- _Written instruction_
Retype the material in full, keeping every word the same.

·····

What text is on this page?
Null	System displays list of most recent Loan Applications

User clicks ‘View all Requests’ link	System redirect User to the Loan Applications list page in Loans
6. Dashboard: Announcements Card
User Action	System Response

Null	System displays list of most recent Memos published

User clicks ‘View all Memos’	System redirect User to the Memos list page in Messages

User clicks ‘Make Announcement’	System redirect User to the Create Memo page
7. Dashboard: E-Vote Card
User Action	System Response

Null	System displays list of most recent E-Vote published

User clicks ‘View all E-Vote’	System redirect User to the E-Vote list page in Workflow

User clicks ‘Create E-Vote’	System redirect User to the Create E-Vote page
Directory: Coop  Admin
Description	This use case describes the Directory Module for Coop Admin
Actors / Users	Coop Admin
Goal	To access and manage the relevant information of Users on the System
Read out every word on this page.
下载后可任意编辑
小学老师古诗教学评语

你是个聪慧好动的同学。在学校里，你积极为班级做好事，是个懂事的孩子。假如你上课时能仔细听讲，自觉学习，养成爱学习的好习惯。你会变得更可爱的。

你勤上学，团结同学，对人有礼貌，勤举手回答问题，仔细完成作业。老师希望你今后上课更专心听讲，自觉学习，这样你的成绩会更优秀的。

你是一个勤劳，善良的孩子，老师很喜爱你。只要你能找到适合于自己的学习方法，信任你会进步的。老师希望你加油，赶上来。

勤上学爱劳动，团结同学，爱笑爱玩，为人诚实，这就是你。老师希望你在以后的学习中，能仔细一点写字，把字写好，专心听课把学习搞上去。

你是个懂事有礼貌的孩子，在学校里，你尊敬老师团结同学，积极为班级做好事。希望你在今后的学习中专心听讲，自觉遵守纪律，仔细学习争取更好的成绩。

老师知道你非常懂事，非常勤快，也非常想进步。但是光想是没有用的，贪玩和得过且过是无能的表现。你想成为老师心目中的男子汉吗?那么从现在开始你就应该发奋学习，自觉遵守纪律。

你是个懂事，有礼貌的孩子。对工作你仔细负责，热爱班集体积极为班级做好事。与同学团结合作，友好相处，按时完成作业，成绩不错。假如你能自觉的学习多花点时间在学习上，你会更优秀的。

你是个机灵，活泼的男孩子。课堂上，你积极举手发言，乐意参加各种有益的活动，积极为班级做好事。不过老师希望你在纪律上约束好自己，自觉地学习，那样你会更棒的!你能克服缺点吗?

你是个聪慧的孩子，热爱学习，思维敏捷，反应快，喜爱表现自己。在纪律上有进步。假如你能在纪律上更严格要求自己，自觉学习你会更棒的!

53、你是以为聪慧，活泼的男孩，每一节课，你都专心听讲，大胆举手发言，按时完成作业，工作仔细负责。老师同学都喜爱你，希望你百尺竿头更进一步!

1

·····

- _Task response_
What text is on this page?
Null	System displays list of most recent Loan Applications

User clicks ‘View all Requests’ link	System redirect User to the Loan Applications list page in Loans
6. Dashboard: Announcements Card
User Action	System Response

Null	System displays list of most recent Memos published

User clicks ‘View all Memos’	System redirect User to the Memos list page in Messages

User clicks ‘Make Announcement’	System redirect User to the Create Memo page
7. Dashboard: E-Vote Card
User Action	System Response

Null	System displays list of most recent E-Vote published

User clicks ‘View all E-Vote’	System redirect User to the E-Vote list page in Workflow

User clicks ‘Create E-Vote’	System redirect User to the Create E-Vote page
Directory: Coop  Admin
Description	This use case describes the Directory Module for Coop Admin
Actors / Users	Coop Admin
Goal	To access and manage the relevant information of Users on the System
Read out every word on this page.
下载后可任意编辑
小学老师古诗教学评语

你是个聪慧好动的同学。在学校里，你积极为班级做好事，是个懂事的孩子。假如你上课时能仔细听讲，自觉学习，养成爱学习的好习惯。你会变得更可爱的。

你勤上学，团结同学，对人有礼貌，勤举手回答问题，仔细完成作业。老师希望你今后上课更专心听讲，自觉学习，这样你的成绩会更优秀的。

你是一个勤劳，善良的孩子，老师很喜爱你。只要你能找到适合于自己的学习方法，信任你会进步的。老师希望你加油，赶上来。

勤上学爱劳动，团结同学，爱笑爱玩，为人诚实，这就是你。老师希望你在以后的学习中，能仔细一点写字，把字写好，专心听课把学习搞上去。

你是个懂事有礼貌的孩子，在学校里，你尊敬老师团结同学，积极为班级做好事。希望你在今后的学习中专心听讲，自觉遵守纪律，仔细学习争取更好的成绩。

老师知道你非常懂事，非常勤快，也非常想进步。但是光想是没有用的，贪玩和得过且过是无能的表现。你想成为老师心目中的男子汉吗?那么从现在开始你就应该发奋学习，自觉遵守纪律。

你是个懂事，有礼貌的孩子。对工作你仔细负责，热爱班集体积极为班级做好事。与同学团结合作，友好相处，按时完成作业，成绩不错。假如你能自觉的学习多花点时间在学习上，你会更优秀的。

你是个机灵，活泼的男孩子。课堂上，你积极举手发言，乐意参加各种有益的活动，积极为班级做好事。不过老师希望你在纪律上约束好自己，自觉地学习，那样你会更棒的!你能克服缺点吗?

你是个聪慧的孩子，热爱学习，思维敏捷，反应快，喜爱表现自己。在纪律上有进步。假如你能在纪律上更严格要求自己，自觉学习你会更棒的!

53、你是以为聪慧，活泼的男孩，每一节课，你都专心听讲，大胆举手发言，按时完成作业，工作仔细负责。老师同学都喜爱你，希望你百尺竿头更进一步!

1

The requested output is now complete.